• _TASK OBJECTIVE_:
Read the lines below. Copy out any that hold the string "name".

----------

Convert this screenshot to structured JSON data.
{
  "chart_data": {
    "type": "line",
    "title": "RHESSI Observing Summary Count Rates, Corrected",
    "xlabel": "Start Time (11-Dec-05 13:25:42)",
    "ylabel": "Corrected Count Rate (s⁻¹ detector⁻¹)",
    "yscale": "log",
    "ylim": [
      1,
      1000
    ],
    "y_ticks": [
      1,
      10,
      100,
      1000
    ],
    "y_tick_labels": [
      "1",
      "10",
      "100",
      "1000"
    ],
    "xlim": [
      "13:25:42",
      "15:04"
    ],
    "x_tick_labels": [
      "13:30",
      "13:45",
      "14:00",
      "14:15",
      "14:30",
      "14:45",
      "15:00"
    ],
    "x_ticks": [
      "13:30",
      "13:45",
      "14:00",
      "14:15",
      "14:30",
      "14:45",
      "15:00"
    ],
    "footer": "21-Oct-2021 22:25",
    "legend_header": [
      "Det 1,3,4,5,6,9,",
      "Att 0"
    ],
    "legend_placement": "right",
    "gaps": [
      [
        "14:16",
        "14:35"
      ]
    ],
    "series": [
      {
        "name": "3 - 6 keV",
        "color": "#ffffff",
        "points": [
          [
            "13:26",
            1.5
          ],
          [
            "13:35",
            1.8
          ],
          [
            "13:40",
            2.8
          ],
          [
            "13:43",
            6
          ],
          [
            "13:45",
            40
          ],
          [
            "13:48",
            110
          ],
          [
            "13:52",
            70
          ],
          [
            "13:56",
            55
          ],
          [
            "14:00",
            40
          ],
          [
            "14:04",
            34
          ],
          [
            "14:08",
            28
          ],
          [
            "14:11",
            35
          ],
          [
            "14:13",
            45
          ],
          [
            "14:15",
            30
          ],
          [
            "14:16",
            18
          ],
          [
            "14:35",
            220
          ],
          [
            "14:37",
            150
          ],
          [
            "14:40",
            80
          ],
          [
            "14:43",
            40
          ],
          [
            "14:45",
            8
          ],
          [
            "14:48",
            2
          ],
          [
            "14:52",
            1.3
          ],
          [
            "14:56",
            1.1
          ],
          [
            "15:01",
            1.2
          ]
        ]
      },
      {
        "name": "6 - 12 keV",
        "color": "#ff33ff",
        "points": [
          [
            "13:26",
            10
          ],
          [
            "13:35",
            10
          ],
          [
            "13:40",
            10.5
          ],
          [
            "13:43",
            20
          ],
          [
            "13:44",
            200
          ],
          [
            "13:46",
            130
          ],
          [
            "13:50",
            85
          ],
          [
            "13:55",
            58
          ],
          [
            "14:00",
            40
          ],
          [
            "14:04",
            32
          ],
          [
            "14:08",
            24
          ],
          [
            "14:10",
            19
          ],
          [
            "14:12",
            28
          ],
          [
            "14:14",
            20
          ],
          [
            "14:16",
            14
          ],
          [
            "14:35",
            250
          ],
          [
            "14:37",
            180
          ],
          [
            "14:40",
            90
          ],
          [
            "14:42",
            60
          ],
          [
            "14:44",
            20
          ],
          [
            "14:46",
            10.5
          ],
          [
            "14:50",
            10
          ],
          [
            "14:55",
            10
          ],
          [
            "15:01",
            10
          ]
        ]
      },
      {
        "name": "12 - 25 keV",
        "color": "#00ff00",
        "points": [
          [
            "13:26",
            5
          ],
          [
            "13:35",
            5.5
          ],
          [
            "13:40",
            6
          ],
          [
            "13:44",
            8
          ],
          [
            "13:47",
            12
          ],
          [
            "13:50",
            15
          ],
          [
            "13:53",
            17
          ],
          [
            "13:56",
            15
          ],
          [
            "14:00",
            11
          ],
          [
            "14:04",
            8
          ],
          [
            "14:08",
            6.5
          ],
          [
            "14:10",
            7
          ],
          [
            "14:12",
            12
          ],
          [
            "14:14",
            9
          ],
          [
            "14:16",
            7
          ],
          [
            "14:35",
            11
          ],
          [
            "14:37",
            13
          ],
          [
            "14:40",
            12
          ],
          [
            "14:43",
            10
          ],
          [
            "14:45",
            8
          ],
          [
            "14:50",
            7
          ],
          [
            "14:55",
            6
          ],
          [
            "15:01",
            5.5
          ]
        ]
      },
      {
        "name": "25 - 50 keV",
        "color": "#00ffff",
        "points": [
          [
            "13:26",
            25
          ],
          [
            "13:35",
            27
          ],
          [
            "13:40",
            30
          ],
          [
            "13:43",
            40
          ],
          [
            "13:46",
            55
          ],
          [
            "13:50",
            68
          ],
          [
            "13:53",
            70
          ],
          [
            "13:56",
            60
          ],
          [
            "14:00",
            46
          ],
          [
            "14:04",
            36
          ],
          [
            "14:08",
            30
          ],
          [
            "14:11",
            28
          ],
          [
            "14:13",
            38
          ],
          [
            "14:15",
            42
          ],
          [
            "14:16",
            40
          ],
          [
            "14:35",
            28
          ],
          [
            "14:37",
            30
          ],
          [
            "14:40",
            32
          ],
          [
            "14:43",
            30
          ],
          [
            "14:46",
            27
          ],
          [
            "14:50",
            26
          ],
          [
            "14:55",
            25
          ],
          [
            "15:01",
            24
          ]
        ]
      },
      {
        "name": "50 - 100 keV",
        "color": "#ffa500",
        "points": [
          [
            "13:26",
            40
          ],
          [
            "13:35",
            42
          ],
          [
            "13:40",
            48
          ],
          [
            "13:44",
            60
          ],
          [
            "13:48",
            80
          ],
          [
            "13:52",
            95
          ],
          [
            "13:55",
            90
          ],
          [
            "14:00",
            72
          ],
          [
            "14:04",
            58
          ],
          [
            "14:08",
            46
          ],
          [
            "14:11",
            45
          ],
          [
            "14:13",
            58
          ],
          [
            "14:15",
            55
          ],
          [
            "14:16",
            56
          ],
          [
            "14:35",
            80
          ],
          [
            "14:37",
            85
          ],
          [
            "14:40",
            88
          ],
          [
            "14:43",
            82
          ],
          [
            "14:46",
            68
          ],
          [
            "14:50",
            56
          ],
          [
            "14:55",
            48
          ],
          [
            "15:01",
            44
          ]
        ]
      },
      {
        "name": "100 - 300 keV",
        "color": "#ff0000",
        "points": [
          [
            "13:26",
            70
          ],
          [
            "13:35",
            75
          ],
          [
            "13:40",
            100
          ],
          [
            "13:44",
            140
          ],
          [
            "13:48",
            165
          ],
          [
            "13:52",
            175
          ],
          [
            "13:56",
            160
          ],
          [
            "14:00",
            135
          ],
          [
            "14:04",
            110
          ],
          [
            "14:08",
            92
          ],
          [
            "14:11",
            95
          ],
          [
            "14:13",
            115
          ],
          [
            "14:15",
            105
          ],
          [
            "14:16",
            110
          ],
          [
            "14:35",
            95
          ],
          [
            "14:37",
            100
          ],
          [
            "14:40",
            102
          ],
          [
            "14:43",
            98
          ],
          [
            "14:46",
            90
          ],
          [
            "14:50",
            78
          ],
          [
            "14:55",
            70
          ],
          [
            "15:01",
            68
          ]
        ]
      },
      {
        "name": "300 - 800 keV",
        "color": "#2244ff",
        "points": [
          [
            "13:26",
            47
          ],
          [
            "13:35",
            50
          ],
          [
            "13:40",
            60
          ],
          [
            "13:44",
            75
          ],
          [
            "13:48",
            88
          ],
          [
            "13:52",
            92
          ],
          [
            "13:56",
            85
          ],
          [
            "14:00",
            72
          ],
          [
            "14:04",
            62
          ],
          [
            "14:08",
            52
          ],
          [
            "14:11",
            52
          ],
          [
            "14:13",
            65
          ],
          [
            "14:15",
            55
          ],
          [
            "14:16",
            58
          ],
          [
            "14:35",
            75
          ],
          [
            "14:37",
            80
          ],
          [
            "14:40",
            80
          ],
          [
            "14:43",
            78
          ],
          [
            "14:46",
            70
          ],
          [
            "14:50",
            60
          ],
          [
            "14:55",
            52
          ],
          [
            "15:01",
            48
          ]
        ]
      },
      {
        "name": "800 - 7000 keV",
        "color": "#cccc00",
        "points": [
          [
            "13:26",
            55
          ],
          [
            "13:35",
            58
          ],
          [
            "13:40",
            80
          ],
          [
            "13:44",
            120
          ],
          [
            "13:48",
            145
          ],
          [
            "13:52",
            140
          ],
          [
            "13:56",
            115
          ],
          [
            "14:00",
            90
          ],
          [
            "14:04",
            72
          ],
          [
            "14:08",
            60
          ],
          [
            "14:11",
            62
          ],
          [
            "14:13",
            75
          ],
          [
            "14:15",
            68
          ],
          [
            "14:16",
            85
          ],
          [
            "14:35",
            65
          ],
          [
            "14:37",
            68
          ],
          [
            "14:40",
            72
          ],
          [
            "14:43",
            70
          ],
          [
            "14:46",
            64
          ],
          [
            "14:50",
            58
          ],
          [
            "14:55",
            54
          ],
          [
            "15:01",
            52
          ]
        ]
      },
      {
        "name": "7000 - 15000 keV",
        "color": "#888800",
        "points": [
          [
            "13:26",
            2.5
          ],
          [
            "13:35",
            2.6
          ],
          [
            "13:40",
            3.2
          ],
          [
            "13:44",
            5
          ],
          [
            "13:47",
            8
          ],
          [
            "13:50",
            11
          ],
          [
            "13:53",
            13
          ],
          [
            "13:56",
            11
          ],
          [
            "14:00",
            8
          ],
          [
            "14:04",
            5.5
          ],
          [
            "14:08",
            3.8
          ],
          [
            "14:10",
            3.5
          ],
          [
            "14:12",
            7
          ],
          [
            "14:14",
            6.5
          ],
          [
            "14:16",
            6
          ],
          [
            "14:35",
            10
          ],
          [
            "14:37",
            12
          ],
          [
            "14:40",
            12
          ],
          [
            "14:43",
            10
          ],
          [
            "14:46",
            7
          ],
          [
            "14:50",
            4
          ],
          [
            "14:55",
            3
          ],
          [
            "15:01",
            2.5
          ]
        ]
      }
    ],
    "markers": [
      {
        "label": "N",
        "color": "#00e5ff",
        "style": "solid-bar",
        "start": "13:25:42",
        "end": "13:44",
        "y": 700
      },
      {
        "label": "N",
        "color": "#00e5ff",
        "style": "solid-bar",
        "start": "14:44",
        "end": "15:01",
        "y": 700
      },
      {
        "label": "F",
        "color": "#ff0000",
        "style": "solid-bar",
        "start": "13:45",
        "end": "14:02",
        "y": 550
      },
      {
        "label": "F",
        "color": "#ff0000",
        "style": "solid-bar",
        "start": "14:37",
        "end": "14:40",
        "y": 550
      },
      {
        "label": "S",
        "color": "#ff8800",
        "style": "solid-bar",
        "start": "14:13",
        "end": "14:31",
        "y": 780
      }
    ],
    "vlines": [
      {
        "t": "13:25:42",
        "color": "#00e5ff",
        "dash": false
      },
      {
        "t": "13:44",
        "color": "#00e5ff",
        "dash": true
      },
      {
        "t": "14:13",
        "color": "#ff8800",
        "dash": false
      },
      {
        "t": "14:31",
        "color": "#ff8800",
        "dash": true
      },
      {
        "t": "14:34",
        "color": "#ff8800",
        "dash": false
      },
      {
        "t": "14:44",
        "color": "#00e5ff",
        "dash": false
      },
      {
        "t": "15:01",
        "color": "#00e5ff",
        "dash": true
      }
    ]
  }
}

----------

• _EXERCISE RESULT_:
        "name": "3 - 6 keV",
        "name": "6 - 12 keV",
        "name": "12 - 25 keV",
        "name": "25 - 50 keV",
        "name": "50 - 100 keV",
        "name": "100 - 300 keV",
        "name": "300 - 800 keV",
        "name": "800 - 7000 keV",
        "name": "7000 - 15000 keV",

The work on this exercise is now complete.